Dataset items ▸
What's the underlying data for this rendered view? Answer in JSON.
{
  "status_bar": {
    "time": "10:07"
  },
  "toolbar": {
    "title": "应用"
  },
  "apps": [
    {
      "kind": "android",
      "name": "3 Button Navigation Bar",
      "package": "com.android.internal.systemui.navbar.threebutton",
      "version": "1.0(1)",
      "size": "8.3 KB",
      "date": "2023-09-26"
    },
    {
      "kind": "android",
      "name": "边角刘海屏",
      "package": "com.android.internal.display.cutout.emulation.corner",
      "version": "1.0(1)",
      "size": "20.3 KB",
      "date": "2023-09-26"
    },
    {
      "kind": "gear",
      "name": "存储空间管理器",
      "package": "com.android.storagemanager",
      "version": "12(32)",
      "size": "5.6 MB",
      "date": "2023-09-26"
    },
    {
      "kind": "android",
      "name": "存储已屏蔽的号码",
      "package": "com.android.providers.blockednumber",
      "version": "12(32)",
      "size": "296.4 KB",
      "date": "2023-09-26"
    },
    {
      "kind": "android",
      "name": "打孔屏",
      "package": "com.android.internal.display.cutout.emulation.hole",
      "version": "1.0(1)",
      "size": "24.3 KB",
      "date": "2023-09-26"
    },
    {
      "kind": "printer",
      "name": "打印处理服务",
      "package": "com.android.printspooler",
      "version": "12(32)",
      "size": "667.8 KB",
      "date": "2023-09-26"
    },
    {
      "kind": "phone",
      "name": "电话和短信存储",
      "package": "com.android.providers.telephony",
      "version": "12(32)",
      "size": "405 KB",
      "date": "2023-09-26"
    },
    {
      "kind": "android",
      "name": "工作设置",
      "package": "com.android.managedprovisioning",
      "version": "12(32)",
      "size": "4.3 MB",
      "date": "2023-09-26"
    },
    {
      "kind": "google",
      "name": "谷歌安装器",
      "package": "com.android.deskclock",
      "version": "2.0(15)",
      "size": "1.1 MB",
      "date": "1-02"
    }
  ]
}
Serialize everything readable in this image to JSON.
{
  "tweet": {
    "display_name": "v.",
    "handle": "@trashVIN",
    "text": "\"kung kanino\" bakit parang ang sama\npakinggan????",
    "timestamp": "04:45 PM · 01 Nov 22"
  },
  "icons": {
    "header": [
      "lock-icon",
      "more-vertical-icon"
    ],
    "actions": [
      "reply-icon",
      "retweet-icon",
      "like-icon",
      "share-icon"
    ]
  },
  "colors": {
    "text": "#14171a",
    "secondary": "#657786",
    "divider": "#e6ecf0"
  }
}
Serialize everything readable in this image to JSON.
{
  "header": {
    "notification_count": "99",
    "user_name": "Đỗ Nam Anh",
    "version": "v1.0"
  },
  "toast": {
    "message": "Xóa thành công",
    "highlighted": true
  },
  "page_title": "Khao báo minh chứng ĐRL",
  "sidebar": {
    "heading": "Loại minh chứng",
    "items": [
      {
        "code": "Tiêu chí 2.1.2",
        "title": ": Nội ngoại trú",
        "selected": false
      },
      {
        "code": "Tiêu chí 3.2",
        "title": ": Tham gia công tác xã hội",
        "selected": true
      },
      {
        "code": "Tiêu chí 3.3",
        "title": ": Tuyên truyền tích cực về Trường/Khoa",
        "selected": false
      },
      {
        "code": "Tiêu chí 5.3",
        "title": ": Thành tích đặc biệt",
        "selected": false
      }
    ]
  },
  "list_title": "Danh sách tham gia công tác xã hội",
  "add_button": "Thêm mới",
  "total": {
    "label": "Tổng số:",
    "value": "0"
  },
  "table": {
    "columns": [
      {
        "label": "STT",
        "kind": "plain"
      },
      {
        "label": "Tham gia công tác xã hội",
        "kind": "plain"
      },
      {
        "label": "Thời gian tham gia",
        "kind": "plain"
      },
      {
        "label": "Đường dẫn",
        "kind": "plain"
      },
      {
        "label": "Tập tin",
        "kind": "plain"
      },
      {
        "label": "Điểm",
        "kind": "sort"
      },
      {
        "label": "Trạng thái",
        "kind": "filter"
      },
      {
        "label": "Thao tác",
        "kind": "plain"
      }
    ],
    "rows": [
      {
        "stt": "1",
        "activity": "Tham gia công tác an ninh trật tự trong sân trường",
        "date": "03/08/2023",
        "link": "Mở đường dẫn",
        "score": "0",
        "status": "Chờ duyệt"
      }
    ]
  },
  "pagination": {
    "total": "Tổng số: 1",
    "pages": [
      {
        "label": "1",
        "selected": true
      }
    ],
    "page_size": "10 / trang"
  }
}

TASK OBJECTIVE ▸
Copy every line above that holds the word "package".

EXERCISE RESPONSE ▸
      "package": "com.android.internal.systemui.navbar.threebutton",
      "package": "com.android.internal.display.cutout.emulation.corner",
      "package": "com.android.storagemanager",
      "package": "com.android.providers.blockednumber",
      "package": "com.android.internal.display.cutout.emulation.hole",
      "package": "com.android.printspooler",
      "package": "com.android.providers.telephony",
      "package": "com.android.managedprovisioning",
      "package": "com.android.deskclock",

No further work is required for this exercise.